> [EXERCISE DIRECTIONS] Below are the records. Count the lines containing the string "Figure", and reply with the number alone.

> [EXERCISE DATA]
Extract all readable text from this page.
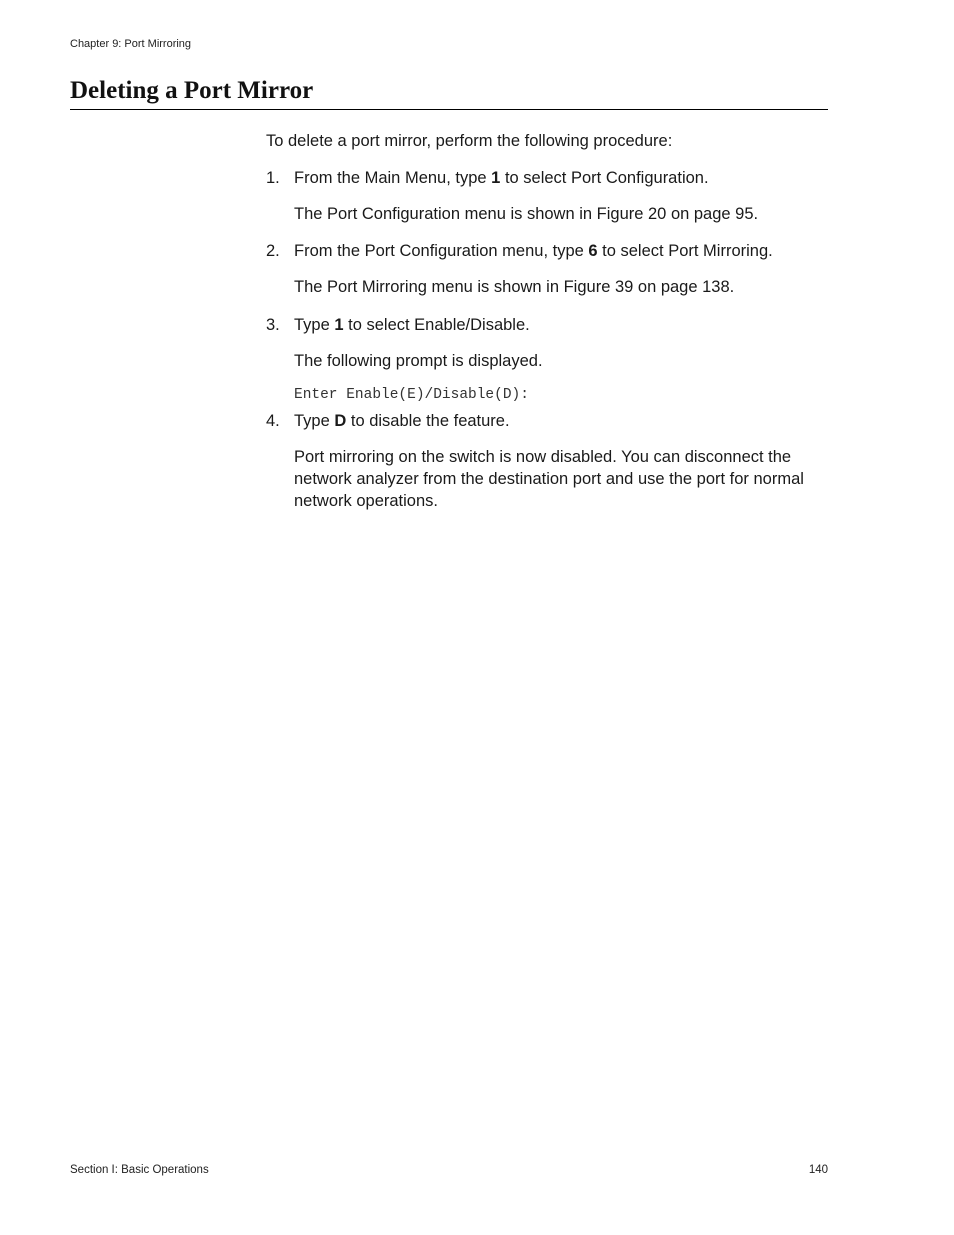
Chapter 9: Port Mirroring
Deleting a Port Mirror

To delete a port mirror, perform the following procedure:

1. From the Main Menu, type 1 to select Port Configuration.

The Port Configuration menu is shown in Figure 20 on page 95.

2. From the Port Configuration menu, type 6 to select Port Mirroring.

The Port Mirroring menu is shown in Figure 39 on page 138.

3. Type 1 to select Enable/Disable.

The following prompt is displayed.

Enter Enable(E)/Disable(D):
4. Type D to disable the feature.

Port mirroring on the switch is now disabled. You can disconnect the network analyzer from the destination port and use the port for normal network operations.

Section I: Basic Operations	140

...

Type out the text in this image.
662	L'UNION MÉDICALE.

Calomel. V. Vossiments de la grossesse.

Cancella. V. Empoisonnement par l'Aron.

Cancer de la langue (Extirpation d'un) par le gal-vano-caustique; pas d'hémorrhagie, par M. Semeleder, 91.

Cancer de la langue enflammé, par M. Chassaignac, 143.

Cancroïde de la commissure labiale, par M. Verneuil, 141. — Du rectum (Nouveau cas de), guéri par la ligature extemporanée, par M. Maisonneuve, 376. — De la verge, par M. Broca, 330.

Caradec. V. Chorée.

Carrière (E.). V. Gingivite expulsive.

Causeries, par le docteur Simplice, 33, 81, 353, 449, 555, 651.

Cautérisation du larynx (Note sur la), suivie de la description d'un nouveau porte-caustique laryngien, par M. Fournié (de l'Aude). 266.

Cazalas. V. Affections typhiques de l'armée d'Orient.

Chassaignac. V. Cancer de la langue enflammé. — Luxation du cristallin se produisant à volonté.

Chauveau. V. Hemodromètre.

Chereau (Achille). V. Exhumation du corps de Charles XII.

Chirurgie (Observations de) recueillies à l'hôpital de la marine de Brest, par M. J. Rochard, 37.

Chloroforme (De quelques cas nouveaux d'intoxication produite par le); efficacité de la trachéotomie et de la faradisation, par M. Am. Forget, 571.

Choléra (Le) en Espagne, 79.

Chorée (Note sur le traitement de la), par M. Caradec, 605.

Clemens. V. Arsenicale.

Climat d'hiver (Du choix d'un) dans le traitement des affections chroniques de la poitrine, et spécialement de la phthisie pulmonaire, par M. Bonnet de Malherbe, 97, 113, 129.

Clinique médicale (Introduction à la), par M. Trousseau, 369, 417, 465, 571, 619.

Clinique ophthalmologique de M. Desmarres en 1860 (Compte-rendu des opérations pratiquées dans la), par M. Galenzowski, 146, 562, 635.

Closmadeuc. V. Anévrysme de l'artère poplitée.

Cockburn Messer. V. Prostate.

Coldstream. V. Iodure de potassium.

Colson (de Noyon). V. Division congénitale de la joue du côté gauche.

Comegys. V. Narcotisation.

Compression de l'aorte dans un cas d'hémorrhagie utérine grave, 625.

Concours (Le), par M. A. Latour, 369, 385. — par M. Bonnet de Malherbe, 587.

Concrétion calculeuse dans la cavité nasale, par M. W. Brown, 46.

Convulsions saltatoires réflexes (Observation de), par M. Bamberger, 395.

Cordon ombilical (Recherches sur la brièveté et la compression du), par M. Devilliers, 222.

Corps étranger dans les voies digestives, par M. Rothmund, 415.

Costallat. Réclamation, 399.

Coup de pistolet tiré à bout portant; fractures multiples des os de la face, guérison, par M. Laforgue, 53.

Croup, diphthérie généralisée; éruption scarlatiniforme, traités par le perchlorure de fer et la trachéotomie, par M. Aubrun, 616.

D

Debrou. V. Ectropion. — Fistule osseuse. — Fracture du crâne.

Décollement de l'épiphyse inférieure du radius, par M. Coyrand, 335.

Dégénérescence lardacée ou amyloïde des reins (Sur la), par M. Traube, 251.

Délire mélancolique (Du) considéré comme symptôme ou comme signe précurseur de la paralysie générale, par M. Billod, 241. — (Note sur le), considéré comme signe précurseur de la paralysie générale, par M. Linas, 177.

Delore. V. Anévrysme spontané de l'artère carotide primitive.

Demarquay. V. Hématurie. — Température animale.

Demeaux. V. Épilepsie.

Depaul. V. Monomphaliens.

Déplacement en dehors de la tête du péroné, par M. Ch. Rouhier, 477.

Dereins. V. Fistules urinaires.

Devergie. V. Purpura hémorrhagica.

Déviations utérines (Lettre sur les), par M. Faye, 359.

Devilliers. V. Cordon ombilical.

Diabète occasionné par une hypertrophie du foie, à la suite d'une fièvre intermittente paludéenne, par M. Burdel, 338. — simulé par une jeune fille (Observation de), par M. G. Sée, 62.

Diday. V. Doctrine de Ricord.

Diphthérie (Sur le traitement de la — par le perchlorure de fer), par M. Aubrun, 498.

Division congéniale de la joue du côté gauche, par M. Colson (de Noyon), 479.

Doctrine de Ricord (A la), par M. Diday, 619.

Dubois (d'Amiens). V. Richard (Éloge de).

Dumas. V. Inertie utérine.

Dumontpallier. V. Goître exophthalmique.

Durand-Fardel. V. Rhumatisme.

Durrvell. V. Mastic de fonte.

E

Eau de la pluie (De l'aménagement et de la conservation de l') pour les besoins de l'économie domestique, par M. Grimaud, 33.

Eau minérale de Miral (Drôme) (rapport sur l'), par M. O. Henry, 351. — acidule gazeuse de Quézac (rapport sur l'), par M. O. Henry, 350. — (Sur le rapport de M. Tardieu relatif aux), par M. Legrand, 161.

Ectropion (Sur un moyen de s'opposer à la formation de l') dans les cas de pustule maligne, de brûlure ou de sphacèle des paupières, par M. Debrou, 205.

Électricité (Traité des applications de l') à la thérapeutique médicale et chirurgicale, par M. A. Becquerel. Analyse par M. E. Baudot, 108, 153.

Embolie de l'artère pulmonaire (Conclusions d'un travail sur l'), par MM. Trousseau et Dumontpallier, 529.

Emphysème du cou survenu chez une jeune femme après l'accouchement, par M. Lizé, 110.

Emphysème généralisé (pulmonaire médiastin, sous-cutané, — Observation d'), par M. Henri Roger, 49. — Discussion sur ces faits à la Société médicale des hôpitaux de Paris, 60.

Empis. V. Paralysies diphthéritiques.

> [REPLY TO THE TASK] 2